Task instructions -> Extract and list every line that contains the word "source".

* BEGIN Input for this task *

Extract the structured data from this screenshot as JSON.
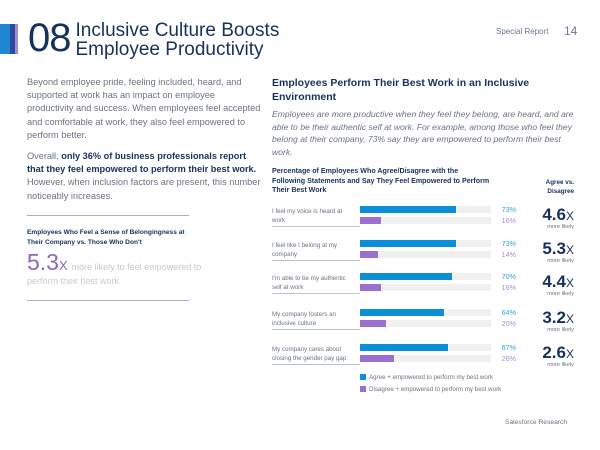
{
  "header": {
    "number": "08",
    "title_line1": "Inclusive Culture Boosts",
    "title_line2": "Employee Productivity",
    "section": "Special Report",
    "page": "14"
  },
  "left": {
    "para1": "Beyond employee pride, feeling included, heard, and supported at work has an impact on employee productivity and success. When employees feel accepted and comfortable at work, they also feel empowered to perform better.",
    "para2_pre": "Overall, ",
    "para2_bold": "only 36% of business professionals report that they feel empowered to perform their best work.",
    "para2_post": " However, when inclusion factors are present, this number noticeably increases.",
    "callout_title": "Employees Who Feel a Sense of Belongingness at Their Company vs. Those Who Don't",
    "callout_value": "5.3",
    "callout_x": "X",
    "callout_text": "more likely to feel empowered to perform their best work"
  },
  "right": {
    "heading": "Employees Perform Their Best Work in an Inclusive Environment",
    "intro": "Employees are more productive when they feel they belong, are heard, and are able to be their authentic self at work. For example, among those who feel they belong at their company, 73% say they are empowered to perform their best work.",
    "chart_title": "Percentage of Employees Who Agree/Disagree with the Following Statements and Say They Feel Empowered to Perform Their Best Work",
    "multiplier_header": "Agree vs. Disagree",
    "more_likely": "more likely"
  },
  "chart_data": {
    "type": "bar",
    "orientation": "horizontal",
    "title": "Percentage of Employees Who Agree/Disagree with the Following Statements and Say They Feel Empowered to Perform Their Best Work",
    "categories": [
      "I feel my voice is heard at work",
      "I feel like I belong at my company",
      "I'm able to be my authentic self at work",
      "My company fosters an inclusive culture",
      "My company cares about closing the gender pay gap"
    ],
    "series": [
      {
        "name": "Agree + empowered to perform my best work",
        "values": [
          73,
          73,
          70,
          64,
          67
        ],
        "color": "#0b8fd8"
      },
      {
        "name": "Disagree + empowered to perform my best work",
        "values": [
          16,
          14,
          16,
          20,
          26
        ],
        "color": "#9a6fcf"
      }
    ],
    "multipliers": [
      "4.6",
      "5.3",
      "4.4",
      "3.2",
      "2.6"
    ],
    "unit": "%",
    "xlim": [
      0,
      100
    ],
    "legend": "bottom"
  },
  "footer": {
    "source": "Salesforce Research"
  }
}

* END Input for this task *
* BEGIN Input for this task *

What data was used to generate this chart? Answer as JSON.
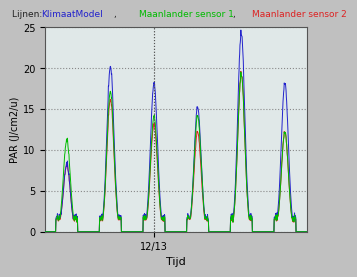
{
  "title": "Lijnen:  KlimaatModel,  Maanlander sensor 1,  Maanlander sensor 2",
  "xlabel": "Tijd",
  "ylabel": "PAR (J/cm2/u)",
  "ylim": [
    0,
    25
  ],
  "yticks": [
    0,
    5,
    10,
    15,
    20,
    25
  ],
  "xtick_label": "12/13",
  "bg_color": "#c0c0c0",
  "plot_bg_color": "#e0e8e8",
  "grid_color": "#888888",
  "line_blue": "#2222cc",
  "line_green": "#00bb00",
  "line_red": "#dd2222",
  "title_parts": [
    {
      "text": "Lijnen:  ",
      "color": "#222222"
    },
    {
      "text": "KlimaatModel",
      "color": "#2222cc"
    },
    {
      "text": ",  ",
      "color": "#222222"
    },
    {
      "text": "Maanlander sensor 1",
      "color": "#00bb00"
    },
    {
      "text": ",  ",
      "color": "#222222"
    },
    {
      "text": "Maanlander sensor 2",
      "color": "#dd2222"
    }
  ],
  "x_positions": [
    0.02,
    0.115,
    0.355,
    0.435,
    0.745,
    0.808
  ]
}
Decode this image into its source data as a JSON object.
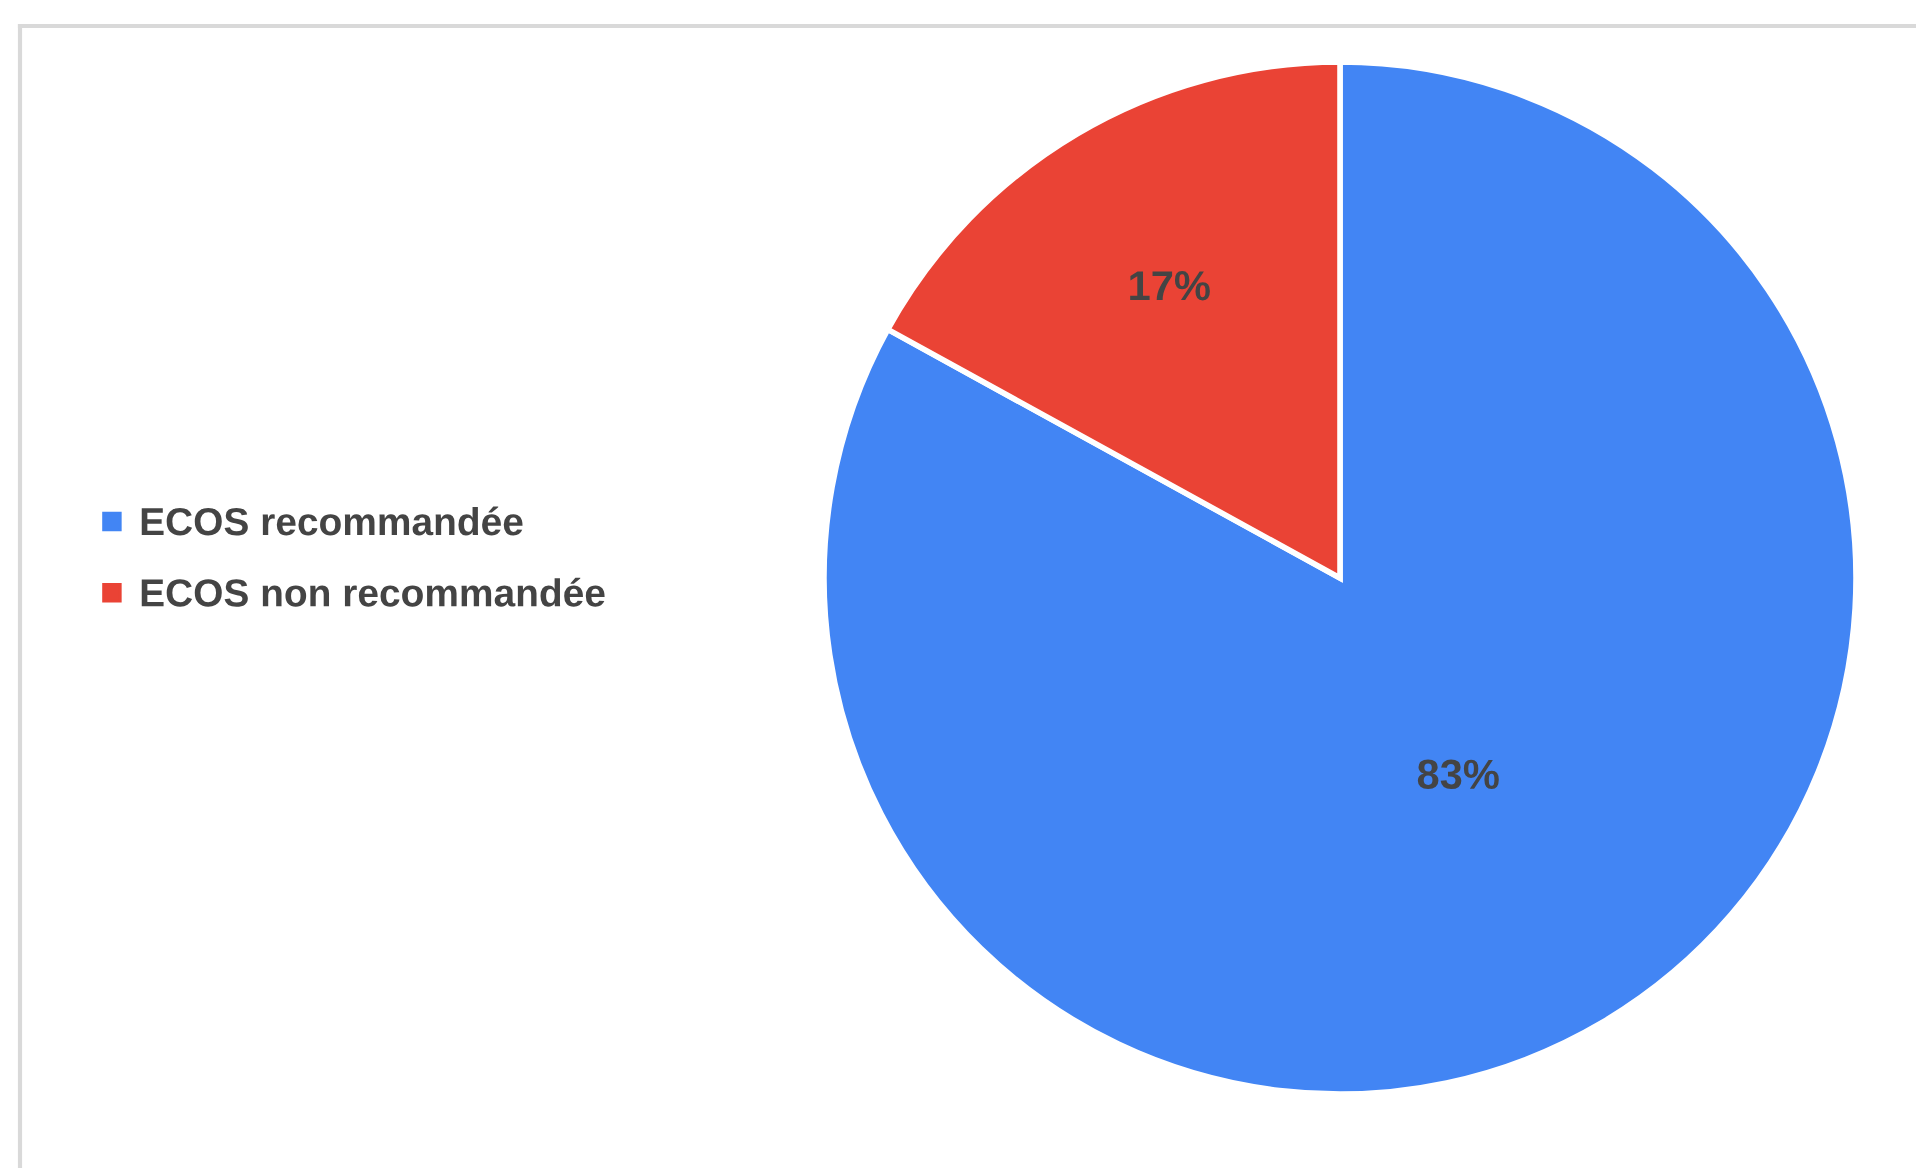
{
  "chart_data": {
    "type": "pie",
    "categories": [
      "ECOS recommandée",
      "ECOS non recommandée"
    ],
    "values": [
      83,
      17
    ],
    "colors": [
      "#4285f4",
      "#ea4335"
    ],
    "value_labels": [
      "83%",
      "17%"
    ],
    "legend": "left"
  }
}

* END Input for this task *
* BEGIN Input for this task *

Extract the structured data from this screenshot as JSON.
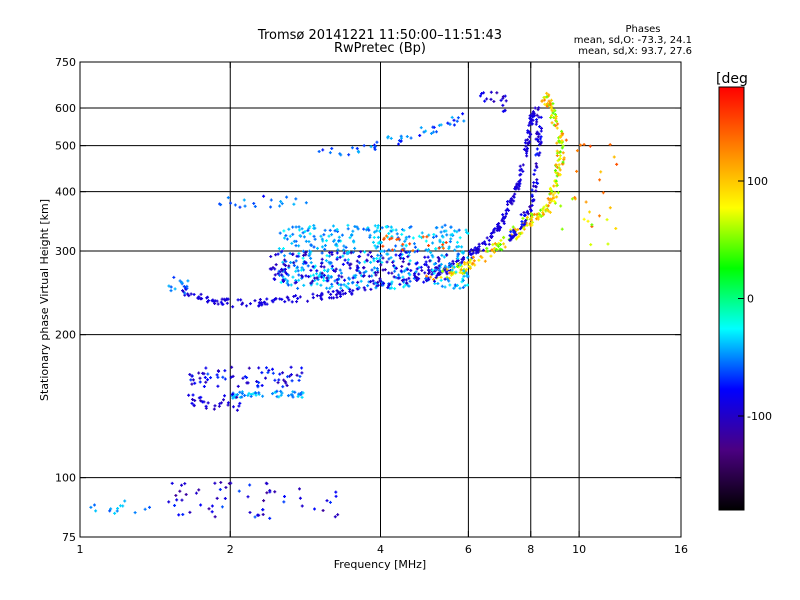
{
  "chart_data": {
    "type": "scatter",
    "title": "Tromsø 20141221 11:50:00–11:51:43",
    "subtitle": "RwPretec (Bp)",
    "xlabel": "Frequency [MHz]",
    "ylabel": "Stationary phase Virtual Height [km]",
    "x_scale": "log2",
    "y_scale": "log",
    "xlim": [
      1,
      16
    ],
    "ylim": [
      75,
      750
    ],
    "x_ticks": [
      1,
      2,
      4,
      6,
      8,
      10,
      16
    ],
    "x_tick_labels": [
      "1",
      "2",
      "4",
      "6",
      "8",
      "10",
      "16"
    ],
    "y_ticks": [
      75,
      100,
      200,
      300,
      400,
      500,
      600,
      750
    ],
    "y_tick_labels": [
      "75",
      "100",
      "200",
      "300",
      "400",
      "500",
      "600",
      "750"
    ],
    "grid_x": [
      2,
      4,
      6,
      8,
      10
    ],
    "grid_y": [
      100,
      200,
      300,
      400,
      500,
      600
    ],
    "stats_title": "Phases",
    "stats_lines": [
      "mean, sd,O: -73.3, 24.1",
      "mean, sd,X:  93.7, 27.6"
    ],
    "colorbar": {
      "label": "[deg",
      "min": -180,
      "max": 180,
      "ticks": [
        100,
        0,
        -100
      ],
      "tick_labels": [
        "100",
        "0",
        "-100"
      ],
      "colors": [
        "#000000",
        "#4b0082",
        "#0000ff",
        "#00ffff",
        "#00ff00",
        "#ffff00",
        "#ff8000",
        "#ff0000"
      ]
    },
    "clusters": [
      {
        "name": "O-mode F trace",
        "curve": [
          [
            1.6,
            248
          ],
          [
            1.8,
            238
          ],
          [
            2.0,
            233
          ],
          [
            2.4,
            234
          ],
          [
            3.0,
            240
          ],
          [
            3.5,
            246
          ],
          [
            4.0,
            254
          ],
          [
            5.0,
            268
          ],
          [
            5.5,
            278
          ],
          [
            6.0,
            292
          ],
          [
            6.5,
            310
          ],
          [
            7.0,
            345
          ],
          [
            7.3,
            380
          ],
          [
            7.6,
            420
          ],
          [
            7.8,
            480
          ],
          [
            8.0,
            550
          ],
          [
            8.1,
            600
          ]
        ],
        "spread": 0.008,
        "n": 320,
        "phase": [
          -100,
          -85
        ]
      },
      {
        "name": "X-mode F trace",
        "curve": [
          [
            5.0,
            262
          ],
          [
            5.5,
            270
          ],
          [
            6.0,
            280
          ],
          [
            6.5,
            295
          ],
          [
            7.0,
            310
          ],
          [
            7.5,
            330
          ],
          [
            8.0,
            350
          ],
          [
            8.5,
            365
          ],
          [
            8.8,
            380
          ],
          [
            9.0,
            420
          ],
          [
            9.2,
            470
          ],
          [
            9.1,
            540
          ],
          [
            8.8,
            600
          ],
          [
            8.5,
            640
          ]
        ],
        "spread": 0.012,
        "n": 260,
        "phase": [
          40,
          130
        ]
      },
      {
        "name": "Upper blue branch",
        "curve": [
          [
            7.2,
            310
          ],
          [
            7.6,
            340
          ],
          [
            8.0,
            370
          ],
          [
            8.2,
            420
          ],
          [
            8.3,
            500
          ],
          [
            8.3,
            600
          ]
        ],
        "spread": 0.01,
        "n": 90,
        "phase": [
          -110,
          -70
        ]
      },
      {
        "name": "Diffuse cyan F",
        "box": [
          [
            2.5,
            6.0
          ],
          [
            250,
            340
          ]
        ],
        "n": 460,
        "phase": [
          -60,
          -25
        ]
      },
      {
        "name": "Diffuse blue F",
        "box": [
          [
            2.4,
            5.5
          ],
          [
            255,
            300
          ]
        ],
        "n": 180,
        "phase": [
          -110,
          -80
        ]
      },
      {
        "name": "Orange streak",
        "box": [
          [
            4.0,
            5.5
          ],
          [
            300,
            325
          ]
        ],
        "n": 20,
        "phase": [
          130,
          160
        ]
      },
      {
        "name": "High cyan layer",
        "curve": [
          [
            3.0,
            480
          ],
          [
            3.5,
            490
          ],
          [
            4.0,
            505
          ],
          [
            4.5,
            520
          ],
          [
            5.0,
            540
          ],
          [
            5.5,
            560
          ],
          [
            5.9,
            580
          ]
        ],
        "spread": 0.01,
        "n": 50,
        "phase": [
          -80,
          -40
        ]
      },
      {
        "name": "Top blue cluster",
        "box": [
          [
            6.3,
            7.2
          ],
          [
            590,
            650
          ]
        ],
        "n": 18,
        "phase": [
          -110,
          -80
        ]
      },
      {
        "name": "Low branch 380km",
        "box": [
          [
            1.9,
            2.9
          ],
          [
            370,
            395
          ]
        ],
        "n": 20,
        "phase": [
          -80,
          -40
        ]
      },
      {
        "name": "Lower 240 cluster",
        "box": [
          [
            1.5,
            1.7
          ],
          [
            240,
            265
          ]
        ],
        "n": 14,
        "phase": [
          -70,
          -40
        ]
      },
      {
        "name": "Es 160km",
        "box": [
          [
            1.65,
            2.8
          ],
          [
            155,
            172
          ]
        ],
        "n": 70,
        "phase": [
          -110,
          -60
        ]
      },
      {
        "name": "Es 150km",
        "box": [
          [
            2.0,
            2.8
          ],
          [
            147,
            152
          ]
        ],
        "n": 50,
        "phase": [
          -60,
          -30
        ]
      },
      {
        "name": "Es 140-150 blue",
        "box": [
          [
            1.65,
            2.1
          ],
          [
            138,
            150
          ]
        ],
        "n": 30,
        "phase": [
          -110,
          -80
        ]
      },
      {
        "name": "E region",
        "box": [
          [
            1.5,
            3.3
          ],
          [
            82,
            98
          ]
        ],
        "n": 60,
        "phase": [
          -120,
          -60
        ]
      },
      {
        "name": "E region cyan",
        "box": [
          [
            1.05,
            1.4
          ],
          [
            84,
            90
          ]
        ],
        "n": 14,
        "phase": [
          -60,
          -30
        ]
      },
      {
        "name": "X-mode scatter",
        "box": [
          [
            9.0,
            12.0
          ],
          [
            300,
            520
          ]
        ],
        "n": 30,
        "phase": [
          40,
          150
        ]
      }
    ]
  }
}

* END Input for this task *

Answer below ->
    "source": "Salesforce Research"
Decode this image into its source data as a JSON object.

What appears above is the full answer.